*RECORDS FOR THE EXERCISE:*
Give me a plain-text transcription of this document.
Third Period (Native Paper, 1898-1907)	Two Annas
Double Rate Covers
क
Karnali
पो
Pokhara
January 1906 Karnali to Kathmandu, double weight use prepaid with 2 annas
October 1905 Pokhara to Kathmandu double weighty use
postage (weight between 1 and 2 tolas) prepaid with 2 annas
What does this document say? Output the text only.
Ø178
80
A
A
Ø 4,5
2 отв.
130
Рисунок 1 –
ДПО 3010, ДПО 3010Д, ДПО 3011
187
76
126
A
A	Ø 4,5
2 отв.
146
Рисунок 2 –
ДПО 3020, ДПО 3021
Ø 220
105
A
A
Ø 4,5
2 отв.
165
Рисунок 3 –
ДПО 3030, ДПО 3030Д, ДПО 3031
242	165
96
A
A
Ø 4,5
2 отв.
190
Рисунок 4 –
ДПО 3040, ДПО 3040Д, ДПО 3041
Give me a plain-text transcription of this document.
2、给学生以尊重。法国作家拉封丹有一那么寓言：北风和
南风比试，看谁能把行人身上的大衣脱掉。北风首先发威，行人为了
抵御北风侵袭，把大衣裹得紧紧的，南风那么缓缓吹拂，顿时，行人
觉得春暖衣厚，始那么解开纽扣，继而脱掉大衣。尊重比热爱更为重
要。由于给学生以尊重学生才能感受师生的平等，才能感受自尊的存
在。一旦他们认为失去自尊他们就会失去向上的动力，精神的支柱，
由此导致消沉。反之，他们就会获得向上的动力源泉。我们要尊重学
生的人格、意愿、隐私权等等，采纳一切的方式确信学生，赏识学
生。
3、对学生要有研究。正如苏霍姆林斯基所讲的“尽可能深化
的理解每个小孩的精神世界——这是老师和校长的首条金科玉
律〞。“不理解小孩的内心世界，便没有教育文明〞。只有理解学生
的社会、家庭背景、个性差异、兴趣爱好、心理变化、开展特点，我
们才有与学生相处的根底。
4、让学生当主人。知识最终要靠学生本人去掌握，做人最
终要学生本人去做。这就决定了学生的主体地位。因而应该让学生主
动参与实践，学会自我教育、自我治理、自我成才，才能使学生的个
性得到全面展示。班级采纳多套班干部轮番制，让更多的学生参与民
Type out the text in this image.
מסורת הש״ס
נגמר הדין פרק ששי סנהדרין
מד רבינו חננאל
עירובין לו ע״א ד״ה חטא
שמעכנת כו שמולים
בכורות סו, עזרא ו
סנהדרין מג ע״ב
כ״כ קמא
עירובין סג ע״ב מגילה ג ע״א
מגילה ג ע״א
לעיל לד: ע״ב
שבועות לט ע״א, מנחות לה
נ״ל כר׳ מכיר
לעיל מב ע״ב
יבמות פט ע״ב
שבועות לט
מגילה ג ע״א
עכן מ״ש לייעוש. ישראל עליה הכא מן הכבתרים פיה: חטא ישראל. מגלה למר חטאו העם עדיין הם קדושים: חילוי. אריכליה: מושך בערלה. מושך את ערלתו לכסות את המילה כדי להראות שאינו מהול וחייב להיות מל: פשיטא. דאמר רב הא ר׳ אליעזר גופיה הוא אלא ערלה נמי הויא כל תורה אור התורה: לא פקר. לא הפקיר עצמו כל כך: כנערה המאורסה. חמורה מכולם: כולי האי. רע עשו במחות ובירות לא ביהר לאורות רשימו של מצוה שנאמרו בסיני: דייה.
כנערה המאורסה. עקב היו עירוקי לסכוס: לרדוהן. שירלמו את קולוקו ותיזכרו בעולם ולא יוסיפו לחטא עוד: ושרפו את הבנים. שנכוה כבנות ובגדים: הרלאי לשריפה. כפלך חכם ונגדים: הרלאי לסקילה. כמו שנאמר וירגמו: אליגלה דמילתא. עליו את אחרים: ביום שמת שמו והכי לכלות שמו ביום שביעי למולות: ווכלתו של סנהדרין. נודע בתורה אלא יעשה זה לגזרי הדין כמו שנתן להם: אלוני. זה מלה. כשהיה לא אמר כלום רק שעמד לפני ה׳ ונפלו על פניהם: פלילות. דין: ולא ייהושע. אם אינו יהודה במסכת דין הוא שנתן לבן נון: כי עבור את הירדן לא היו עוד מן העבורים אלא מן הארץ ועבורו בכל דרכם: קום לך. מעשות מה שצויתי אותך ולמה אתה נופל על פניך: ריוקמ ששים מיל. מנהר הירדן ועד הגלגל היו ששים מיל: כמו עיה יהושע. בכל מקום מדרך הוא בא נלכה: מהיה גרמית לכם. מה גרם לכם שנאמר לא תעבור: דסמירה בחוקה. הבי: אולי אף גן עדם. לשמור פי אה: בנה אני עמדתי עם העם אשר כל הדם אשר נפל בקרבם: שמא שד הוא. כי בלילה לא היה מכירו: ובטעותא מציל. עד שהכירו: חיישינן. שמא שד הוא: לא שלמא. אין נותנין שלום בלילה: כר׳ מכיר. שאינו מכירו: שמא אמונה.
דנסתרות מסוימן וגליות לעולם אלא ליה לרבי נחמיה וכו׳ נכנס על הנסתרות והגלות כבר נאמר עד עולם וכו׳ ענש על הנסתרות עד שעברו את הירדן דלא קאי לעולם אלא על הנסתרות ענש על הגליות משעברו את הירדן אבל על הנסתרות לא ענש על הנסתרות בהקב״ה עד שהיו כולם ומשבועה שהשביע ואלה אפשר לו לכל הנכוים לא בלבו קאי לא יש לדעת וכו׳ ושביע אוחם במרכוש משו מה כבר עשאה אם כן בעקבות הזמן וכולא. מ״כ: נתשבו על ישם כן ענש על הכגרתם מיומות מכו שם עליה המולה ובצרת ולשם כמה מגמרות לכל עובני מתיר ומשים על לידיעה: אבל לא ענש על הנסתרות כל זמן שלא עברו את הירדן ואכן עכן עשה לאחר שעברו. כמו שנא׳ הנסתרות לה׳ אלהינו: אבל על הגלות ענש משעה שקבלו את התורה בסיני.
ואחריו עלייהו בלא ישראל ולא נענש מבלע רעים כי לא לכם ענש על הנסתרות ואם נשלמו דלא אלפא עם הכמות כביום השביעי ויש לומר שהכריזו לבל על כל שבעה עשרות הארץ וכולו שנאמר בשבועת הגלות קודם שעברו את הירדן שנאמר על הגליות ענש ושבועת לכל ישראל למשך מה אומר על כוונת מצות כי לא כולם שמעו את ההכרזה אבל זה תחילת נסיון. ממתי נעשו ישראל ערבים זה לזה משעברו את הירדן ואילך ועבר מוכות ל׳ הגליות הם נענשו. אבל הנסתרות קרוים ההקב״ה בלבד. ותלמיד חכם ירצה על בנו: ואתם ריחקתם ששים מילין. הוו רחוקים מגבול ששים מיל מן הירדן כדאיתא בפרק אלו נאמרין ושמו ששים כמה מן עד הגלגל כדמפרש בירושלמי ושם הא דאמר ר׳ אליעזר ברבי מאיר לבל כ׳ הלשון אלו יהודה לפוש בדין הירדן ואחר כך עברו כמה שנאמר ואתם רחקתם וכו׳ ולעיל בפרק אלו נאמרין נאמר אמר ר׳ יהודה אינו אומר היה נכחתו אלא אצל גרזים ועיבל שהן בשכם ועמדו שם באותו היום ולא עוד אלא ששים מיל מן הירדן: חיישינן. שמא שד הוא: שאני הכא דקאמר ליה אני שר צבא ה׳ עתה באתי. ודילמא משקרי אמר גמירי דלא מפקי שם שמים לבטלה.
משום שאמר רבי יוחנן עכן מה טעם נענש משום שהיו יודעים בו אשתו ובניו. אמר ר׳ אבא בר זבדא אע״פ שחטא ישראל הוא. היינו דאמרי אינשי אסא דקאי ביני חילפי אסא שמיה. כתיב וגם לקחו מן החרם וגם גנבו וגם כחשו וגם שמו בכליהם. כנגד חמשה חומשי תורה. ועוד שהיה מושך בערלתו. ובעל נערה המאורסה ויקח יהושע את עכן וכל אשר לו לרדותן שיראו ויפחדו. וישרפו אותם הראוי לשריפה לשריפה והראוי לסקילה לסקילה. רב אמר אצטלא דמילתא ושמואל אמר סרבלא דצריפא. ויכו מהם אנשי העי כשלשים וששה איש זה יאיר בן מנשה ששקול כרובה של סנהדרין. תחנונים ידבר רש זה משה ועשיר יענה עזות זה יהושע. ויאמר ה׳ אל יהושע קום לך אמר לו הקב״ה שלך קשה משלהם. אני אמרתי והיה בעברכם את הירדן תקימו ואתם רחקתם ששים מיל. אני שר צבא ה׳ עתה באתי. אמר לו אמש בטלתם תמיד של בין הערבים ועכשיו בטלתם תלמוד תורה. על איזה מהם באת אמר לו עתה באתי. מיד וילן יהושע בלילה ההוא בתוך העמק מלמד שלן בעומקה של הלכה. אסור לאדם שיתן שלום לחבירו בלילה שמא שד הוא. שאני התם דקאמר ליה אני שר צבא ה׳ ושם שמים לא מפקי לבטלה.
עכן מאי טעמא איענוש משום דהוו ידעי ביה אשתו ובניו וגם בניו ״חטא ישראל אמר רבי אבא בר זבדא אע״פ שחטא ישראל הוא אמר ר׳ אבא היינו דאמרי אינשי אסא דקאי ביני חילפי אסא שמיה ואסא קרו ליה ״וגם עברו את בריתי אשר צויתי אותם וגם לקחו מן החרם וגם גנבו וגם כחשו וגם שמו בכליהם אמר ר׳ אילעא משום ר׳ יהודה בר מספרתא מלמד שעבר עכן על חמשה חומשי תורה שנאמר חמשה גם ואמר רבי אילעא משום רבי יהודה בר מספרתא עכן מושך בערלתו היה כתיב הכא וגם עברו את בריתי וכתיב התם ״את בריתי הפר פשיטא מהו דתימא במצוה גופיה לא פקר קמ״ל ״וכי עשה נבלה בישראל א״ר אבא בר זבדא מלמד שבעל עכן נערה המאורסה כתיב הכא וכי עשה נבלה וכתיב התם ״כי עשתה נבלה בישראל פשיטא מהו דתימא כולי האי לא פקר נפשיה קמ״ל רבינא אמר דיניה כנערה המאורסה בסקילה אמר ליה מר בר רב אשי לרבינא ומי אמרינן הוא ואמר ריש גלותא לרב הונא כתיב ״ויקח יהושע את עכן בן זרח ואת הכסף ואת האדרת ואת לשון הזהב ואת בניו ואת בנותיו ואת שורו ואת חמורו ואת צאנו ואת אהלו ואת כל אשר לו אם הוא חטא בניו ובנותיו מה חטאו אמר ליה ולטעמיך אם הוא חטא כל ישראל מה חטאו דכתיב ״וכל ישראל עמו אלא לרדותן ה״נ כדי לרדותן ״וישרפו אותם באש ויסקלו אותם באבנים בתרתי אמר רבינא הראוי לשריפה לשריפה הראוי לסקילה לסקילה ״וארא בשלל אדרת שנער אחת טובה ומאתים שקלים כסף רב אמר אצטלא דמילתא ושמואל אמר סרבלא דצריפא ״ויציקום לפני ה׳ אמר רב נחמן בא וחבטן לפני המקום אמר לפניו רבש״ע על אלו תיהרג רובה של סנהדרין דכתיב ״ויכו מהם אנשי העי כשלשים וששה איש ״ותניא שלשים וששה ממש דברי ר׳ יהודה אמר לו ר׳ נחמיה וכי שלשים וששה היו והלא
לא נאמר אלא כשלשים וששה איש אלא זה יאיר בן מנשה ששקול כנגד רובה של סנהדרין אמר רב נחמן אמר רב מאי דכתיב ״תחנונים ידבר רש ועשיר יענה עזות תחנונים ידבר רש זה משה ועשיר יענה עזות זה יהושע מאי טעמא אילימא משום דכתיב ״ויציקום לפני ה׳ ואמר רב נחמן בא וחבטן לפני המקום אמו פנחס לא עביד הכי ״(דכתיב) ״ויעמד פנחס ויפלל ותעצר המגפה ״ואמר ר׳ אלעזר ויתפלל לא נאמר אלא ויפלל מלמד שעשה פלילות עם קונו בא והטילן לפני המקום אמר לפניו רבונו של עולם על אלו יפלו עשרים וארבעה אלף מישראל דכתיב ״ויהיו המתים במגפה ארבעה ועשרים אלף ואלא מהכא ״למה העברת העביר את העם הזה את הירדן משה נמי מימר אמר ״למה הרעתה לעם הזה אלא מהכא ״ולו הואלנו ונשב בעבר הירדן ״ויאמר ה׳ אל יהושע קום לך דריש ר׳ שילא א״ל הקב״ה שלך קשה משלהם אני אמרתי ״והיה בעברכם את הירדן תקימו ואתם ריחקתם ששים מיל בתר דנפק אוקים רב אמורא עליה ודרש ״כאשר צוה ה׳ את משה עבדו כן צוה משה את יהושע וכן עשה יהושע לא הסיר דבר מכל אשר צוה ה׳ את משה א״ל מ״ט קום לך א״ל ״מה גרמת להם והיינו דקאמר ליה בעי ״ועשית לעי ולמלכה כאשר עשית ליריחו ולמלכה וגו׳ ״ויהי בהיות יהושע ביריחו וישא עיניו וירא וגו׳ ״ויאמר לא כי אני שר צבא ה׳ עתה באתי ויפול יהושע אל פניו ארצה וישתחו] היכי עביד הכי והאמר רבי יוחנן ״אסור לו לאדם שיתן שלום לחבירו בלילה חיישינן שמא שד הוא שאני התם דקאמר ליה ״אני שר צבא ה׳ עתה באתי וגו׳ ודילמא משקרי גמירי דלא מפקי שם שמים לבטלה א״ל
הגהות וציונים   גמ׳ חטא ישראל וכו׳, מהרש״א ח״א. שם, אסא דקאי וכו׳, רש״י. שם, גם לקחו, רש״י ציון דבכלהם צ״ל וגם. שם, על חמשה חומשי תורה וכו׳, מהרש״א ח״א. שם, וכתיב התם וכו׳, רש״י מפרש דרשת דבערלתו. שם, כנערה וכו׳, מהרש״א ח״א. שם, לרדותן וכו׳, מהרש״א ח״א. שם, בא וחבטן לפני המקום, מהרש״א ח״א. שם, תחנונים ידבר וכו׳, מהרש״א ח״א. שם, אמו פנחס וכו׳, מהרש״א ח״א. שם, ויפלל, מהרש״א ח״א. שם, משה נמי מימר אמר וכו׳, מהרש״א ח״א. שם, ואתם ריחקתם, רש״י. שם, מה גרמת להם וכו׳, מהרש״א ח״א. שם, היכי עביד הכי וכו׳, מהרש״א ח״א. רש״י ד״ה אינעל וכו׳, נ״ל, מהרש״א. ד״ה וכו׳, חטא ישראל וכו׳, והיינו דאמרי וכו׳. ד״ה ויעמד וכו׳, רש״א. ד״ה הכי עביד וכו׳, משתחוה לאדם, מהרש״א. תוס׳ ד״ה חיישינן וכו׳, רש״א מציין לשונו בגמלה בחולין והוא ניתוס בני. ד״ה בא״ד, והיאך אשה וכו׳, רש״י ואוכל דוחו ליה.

*PROBLEM TO SOLVE:*
From the data, collect all lines where the string "prepaid" appears.

*TASK RESPONSE:*
January 1906 Karnali to Kathmandu, double weight use prepaid with 2 annas
postage (weight between 1 and 2 tolas) prepaid with 2 annas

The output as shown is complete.